» **Short exercise**
Which lines of the records below contain the string "title"? Return each of those lines in full.

» **Layout element records**
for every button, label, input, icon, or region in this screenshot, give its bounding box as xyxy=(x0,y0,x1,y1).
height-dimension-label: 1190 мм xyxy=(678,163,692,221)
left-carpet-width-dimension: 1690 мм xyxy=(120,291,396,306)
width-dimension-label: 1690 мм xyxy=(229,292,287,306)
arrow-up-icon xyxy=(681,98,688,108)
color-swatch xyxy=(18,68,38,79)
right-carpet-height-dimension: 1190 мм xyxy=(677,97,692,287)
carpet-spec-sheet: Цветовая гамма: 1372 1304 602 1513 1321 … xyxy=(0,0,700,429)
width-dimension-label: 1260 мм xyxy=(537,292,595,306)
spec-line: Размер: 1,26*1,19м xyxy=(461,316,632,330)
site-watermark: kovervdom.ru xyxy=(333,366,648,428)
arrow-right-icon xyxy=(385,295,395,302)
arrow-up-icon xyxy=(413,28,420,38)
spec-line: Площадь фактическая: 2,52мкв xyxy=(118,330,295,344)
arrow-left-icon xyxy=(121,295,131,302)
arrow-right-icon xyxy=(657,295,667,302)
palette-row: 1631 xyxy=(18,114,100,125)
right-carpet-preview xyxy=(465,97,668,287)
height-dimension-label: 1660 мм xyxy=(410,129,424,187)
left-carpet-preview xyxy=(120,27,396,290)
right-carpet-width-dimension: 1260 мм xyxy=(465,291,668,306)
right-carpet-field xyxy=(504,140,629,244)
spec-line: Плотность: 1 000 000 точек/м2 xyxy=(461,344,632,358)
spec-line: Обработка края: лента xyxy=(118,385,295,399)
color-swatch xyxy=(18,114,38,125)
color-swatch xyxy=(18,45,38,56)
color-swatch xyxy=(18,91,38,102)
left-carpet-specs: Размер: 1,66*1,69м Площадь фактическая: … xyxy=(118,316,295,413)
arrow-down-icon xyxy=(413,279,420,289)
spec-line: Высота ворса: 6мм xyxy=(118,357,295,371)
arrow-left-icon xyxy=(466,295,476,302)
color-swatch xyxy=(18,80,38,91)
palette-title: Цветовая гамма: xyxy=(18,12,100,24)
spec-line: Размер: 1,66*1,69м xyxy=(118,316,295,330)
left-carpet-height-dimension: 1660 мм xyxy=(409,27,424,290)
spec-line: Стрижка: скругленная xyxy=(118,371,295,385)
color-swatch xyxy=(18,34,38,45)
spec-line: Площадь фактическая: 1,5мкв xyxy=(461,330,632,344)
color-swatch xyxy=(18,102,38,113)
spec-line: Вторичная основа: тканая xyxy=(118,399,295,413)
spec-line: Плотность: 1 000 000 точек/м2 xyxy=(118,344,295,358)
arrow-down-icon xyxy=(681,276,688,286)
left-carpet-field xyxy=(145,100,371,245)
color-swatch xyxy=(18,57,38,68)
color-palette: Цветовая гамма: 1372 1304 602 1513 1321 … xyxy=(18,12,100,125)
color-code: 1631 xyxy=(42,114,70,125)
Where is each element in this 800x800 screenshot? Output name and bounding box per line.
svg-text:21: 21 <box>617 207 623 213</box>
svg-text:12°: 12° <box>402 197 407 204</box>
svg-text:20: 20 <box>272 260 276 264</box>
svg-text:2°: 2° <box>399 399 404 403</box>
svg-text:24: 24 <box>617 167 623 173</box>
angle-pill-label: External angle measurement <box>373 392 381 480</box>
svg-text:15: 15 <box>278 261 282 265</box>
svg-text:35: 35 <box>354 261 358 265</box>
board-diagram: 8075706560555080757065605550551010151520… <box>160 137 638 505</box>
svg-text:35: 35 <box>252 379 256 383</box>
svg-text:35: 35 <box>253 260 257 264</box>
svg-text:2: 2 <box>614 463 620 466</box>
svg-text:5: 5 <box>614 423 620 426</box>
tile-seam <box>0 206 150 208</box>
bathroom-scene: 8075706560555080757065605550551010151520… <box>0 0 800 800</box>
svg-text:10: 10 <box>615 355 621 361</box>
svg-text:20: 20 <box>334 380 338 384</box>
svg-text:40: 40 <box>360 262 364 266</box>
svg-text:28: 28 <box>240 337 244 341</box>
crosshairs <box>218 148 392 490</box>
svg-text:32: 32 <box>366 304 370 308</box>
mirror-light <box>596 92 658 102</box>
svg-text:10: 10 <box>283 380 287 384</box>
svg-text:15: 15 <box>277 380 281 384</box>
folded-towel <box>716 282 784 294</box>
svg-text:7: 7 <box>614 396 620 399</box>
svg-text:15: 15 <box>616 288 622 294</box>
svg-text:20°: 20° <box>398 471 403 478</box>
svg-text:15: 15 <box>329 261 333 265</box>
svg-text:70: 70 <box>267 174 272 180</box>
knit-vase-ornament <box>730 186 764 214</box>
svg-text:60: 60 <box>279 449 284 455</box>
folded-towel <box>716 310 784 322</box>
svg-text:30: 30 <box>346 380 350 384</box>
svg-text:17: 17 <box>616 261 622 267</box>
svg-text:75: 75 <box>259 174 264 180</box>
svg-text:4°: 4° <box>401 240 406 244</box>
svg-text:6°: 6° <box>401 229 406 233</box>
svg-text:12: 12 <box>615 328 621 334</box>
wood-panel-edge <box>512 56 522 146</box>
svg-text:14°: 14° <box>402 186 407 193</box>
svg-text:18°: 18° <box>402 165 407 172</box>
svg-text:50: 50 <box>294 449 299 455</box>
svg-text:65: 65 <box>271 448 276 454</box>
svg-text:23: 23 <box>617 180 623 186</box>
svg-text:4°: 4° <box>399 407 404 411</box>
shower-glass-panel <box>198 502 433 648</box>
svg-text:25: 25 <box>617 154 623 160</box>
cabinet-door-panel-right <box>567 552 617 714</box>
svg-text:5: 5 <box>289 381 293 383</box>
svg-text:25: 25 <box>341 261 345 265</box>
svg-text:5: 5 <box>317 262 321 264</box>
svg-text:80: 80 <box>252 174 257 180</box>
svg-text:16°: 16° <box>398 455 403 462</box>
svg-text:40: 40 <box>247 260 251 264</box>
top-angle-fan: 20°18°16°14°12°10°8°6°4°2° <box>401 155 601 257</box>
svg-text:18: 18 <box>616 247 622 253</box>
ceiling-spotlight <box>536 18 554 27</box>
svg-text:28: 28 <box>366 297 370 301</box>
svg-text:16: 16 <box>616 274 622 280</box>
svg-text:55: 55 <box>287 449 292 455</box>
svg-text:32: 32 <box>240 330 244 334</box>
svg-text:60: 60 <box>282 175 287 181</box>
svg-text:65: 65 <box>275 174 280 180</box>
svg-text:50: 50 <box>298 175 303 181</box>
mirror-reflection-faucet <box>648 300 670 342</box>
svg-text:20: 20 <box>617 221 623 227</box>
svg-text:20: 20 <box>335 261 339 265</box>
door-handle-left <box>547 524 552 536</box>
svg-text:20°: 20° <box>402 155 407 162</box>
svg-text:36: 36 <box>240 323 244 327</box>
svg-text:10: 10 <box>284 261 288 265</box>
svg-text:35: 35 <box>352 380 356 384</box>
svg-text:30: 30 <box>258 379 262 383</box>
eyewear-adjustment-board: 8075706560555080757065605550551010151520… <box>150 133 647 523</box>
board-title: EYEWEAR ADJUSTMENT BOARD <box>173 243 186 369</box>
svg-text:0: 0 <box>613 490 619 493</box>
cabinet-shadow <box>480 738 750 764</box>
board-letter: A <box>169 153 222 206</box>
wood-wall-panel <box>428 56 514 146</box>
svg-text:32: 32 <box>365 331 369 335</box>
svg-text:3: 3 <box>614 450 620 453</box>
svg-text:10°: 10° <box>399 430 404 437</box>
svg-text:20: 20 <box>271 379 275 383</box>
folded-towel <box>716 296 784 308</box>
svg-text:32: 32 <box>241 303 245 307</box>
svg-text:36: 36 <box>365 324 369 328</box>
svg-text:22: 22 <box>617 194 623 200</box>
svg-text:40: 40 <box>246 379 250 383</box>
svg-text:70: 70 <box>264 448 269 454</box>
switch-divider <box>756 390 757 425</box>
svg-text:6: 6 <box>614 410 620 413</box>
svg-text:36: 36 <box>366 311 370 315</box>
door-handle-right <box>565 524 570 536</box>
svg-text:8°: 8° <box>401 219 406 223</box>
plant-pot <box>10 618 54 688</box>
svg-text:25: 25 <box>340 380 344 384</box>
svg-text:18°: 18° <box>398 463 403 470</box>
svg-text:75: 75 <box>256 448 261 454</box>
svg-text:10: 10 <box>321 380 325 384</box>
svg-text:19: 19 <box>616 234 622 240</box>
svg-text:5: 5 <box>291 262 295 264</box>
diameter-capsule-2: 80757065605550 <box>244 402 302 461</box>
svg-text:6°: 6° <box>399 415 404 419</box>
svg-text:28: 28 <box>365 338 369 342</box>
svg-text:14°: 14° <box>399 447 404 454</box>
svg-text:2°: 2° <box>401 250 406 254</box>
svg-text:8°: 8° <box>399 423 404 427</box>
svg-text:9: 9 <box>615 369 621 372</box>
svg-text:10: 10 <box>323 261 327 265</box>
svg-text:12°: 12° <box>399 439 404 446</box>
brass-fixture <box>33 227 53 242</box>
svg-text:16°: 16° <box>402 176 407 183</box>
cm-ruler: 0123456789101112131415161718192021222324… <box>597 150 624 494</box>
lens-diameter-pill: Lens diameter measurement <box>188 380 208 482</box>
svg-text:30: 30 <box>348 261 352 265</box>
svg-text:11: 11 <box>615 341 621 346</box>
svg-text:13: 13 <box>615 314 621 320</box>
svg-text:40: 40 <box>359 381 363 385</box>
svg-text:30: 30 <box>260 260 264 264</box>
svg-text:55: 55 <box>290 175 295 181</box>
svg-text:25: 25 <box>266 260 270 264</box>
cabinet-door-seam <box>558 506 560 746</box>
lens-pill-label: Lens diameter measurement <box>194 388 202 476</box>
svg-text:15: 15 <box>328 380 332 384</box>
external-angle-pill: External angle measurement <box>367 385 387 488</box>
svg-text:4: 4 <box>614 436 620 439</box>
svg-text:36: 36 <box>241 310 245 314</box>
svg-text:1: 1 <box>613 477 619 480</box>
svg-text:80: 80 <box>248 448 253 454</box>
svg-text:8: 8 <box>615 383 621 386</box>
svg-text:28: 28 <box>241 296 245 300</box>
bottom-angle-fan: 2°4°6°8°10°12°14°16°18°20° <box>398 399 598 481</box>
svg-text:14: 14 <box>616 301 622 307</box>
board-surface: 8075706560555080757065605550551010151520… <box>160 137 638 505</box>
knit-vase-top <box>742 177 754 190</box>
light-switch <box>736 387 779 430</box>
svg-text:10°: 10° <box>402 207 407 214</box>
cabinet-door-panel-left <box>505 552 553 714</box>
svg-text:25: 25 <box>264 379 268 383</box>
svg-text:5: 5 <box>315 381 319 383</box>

» **Response**
palette-title: Цветовая гамма: xyxy=(18,12,100,24)
board-title: EYEWEAR ADJUSTMENT BOARD <box>173 243 186 369</box>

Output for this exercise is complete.